Aim of the exercise
According to the debt collection text, what times of day are debt collectors not allowed to call?

Supplied text
No one likes to have debt collectors calling at all hours, constantly harassing you and sending intimidating letters. It is enough to run you crazy.

However, you do have several protections and techniques you can employ to deal with the problem.

There are guidelines that debt collectors must follow when trying to collect a debt.

These are outlined in the Fair Debt Collection Practices Act. For instance, they cannot call you before eight in the morning or after nine in the evening.

They also are not allowed to threaten wage garnishment in states where it is not legal to do so. Neither can they continue to call and harass you if you tell them to stop.

[For the full text, see: http://www.ftc.gov/os/statutes/fdcpa/fdcpact.htm#801]

Now that leaves you with a few options. You could just not take their calls. An answering machine is a great way to screen calls and most have caller ID function. Use these to filter calls or block them entirely.

Items
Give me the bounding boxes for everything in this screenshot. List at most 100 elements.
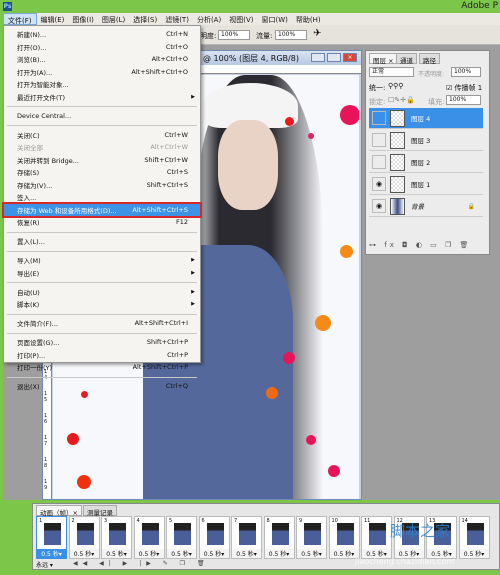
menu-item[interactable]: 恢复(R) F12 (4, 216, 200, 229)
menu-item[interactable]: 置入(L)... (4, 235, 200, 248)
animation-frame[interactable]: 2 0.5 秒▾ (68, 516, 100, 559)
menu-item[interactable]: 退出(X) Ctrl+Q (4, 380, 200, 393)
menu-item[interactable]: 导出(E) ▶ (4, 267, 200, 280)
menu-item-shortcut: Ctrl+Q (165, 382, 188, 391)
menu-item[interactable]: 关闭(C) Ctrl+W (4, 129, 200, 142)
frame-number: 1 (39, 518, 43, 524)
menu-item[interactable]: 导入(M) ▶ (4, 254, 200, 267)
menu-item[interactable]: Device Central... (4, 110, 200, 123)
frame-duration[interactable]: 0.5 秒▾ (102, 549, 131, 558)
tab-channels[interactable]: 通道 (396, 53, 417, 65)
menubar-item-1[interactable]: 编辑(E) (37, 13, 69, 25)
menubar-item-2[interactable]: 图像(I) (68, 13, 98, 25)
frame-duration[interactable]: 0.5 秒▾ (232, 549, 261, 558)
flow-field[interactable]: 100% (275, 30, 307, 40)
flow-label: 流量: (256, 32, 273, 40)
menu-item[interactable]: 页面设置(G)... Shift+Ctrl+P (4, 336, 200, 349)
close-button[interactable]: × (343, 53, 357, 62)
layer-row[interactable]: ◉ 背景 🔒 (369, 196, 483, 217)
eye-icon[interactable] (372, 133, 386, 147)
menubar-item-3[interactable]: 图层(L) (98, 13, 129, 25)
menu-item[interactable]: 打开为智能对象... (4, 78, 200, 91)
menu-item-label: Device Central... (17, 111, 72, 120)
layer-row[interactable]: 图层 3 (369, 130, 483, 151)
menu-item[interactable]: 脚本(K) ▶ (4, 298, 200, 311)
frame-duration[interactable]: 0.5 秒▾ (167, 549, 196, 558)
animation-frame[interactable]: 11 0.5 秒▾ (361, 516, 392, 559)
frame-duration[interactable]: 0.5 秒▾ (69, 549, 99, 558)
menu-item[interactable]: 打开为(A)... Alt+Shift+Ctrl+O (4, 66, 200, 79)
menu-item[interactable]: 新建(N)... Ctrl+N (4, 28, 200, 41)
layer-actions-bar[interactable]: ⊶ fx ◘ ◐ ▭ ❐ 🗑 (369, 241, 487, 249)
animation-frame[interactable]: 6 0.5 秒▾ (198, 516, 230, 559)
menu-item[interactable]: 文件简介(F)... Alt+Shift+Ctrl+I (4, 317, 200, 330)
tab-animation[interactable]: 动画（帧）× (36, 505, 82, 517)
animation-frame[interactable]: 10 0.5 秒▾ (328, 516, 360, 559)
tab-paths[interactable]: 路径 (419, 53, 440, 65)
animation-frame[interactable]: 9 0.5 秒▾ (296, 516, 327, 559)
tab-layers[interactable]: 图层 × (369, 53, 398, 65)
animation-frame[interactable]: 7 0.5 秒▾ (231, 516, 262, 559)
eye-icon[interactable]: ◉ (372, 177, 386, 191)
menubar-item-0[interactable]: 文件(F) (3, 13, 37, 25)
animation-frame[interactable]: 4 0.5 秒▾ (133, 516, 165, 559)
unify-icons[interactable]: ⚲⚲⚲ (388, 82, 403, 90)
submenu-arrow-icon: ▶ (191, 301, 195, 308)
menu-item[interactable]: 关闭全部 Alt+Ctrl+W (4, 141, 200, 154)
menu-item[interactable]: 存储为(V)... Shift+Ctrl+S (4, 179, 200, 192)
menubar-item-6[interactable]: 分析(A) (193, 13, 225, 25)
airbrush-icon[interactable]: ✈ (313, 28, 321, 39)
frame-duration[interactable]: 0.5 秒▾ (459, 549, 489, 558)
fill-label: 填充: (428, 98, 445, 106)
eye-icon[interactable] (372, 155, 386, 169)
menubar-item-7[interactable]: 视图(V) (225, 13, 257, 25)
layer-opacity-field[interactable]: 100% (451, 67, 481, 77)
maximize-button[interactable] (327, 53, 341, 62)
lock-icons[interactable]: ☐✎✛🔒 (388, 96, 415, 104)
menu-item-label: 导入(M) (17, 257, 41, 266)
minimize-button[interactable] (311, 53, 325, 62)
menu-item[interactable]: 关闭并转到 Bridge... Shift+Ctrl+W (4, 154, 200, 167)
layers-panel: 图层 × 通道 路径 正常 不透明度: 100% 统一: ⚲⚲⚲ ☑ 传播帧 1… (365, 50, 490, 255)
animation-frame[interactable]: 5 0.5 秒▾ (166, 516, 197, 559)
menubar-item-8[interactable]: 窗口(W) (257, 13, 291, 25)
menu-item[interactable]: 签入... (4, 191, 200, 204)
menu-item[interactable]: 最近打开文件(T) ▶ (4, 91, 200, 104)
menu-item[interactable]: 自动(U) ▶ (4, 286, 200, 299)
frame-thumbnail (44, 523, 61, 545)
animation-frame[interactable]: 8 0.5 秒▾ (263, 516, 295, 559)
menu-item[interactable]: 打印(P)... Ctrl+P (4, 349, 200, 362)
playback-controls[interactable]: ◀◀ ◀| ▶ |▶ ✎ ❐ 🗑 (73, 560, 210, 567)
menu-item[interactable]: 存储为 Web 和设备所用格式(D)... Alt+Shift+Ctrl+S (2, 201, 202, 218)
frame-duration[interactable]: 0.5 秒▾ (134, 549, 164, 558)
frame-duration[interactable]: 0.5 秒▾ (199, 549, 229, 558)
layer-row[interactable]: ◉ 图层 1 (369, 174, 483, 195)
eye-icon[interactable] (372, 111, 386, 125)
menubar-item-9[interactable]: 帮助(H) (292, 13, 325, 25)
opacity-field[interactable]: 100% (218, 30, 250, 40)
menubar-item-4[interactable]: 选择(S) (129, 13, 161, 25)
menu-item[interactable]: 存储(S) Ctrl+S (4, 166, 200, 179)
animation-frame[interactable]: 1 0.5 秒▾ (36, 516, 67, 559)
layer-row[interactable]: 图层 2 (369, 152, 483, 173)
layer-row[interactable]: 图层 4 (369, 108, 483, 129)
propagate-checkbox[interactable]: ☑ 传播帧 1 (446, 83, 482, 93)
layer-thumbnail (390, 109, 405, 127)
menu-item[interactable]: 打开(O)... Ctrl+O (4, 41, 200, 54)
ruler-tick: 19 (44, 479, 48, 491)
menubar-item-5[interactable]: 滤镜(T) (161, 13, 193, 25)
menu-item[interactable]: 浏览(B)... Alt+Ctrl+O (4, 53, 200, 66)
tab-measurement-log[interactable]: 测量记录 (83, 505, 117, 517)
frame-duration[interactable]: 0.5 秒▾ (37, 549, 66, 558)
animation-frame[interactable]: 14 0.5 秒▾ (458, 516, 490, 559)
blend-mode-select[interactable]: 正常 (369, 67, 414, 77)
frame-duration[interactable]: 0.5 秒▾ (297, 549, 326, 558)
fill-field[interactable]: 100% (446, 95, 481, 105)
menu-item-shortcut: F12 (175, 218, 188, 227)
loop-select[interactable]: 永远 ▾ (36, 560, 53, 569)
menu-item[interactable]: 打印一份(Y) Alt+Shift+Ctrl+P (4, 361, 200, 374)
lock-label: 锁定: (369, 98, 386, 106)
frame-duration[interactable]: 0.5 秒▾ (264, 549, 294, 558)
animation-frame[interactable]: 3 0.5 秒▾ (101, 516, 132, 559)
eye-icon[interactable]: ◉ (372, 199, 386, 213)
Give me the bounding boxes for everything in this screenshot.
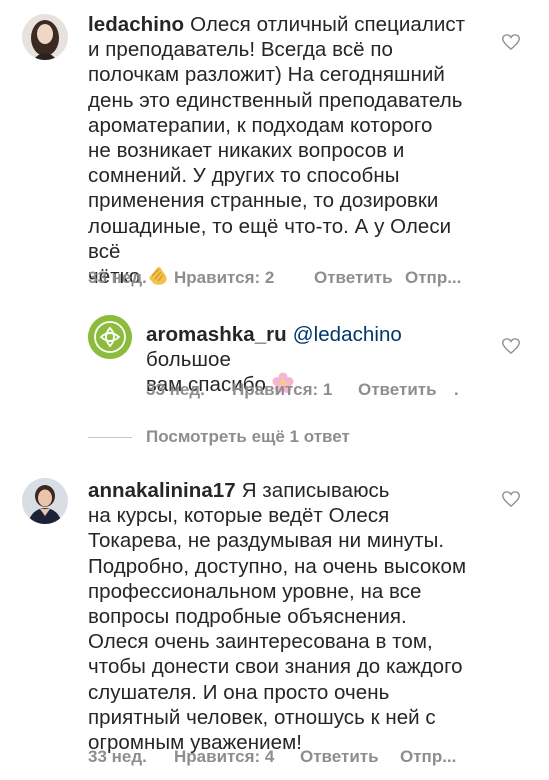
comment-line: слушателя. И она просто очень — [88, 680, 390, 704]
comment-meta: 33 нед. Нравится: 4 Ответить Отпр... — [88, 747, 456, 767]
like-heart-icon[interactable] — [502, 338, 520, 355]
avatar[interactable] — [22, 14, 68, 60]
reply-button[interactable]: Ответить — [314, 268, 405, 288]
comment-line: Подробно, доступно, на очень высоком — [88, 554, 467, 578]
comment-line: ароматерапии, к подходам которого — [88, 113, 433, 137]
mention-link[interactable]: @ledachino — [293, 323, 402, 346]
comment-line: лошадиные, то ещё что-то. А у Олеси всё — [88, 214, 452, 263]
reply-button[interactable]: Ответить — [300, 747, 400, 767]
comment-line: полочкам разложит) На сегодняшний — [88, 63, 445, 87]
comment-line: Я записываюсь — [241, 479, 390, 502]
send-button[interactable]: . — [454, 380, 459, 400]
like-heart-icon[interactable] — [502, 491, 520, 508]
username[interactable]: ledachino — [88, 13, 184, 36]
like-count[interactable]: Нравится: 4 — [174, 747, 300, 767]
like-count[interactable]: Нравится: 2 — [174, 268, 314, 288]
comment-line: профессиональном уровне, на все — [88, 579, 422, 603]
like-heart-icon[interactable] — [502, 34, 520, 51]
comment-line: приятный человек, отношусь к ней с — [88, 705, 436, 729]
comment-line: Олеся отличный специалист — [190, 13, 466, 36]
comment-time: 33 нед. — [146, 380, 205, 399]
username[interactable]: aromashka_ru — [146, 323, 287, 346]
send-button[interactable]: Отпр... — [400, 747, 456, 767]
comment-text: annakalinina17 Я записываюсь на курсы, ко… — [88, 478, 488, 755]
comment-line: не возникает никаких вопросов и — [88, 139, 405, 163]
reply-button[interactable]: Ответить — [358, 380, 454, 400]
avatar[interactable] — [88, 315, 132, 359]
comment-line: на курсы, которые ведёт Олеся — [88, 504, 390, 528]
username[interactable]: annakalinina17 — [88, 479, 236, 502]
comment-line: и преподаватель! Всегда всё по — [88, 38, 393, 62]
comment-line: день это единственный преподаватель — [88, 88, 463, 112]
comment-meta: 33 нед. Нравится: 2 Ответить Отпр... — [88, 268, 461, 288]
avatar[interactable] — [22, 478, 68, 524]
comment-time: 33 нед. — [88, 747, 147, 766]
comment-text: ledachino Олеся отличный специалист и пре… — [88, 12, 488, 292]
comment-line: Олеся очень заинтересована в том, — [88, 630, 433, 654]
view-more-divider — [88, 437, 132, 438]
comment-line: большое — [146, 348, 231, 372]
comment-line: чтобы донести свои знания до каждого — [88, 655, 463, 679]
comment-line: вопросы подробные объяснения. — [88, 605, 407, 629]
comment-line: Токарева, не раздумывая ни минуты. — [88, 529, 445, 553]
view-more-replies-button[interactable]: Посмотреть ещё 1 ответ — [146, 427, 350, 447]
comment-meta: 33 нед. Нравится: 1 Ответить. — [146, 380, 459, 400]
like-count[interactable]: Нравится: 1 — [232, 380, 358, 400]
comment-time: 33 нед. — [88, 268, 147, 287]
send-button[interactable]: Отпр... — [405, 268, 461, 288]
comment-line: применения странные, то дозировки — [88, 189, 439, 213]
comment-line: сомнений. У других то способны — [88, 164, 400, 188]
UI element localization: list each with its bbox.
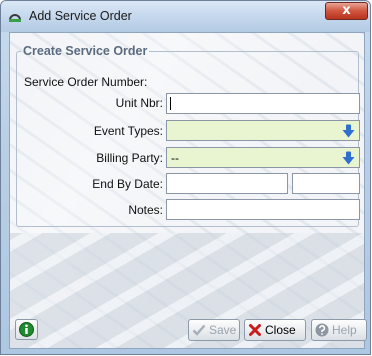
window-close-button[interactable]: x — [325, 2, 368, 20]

The result
Before eight in the morning or after nine in the evening.